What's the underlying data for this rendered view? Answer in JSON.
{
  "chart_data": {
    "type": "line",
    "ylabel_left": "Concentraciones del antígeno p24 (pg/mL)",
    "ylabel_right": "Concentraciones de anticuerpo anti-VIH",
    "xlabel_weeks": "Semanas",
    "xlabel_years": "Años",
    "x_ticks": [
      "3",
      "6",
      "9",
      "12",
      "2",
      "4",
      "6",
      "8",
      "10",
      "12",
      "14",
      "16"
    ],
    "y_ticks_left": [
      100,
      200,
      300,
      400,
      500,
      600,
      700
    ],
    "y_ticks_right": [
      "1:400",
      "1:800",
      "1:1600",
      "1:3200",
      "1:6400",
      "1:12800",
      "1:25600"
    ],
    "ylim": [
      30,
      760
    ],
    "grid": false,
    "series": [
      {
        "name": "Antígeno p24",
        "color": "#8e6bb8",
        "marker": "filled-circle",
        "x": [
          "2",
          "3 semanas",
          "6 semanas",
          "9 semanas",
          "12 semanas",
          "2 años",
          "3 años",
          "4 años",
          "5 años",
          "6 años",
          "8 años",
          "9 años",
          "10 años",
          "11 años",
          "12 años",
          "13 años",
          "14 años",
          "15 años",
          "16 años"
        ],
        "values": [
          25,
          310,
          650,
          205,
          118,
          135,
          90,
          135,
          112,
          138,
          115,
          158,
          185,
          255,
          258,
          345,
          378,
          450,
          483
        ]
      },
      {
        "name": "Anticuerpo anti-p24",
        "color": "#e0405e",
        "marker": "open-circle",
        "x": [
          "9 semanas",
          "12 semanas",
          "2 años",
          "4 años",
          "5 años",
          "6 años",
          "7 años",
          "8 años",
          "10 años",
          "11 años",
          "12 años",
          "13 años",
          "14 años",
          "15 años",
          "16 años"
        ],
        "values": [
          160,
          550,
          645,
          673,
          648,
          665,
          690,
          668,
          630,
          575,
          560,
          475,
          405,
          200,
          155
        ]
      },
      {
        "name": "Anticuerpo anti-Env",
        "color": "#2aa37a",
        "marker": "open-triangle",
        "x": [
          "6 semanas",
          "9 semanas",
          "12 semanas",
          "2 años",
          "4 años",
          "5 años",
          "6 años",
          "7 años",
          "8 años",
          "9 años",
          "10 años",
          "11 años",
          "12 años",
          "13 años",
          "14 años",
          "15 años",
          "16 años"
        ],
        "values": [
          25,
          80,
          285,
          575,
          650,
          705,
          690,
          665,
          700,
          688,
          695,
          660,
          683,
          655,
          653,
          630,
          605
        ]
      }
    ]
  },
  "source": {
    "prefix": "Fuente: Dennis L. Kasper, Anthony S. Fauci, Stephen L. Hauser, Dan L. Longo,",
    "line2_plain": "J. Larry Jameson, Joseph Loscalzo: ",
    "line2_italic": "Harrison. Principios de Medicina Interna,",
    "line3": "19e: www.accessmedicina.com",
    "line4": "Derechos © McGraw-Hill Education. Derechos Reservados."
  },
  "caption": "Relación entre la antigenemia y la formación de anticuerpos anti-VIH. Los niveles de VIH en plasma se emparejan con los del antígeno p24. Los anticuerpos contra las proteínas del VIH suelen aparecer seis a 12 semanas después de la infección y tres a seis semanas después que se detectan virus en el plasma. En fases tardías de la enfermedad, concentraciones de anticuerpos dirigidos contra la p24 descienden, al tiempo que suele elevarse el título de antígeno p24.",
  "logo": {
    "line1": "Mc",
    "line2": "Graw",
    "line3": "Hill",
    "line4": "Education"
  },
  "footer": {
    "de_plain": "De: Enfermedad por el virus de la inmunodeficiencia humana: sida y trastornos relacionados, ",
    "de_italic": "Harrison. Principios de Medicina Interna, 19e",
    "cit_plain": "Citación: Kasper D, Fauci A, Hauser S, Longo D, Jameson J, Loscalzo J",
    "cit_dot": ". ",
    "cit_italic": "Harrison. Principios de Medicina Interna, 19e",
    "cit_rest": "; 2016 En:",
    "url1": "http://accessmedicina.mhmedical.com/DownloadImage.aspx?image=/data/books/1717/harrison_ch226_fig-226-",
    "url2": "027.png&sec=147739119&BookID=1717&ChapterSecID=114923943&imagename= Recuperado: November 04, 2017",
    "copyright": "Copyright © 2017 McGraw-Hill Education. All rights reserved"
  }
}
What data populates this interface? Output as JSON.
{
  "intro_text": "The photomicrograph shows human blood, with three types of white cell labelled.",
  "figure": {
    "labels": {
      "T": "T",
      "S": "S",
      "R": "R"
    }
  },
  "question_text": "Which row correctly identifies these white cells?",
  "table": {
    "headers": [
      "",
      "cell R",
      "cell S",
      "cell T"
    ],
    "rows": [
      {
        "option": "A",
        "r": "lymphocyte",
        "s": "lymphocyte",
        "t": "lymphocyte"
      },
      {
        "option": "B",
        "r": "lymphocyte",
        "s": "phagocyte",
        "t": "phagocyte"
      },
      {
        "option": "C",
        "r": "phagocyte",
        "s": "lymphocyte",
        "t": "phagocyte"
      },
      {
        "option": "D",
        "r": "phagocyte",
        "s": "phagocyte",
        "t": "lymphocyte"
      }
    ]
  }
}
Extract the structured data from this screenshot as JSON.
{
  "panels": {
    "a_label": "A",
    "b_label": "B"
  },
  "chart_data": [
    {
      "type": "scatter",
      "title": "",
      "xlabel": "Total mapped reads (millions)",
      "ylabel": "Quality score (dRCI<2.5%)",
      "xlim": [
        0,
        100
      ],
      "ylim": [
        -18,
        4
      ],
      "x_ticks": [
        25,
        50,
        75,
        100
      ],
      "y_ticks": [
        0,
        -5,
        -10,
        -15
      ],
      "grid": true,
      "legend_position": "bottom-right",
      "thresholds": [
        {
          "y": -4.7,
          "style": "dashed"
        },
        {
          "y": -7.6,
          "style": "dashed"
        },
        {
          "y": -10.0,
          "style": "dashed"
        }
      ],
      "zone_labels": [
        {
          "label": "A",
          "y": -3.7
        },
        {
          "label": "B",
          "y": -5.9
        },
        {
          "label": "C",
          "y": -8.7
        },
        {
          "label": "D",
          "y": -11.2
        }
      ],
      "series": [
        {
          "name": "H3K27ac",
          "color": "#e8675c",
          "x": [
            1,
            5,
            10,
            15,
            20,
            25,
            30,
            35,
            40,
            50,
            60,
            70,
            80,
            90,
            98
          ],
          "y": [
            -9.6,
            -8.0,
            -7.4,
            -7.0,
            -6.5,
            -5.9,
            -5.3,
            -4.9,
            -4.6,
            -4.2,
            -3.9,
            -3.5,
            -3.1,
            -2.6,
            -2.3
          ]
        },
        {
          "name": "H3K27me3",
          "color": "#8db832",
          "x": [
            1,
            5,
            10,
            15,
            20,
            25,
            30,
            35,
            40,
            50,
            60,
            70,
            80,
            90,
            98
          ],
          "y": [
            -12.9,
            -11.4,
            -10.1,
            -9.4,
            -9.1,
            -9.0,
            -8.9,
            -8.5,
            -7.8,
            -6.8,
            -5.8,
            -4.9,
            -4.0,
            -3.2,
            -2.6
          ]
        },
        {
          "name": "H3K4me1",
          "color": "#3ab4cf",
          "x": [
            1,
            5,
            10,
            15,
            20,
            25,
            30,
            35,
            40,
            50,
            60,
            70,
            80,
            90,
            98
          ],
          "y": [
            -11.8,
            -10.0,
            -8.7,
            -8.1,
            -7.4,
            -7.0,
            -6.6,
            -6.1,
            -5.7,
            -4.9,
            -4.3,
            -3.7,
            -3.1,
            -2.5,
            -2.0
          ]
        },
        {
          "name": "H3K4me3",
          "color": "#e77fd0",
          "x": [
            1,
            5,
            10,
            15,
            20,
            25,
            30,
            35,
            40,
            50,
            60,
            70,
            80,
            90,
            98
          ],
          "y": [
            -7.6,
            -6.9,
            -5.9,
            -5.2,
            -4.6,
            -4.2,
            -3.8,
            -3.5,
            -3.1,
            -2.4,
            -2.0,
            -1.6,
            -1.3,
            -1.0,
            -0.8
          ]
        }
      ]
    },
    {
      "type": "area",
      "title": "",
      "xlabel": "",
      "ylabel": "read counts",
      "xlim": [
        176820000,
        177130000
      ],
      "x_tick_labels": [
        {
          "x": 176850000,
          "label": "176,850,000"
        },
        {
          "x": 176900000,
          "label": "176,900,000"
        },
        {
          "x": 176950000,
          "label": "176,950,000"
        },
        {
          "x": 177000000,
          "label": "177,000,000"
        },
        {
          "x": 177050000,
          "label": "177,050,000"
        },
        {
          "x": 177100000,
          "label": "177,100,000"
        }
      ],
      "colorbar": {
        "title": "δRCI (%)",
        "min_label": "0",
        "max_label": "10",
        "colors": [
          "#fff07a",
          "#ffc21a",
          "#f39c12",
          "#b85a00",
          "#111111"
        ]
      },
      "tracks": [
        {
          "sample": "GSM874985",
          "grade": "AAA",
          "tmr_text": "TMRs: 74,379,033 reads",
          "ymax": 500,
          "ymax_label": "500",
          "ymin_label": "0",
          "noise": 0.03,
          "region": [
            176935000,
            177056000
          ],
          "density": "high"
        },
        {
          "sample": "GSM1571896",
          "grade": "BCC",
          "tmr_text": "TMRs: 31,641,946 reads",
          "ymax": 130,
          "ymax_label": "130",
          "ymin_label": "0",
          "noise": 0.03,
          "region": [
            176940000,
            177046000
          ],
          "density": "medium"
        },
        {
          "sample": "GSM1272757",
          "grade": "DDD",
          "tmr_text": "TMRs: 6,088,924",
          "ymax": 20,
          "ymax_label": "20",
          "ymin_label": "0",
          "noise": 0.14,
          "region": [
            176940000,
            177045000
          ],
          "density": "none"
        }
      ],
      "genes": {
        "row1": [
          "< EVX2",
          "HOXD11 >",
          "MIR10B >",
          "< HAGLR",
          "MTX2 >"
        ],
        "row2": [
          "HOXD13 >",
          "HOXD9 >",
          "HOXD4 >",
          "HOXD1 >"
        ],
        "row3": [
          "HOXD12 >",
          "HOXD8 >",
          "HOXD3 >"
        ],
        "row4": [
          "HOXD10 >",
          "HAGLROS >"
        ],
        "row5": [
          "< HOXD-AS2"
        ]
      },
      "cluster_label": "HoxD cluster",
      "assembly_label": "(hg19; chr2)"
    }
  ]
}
::::
▶ [WHAT IS NEEDED]
Going through the listing above, tally the lines that contain the word "Interna" and state the total alone.

▶ [ANSWER TO THE EXERCISE]
3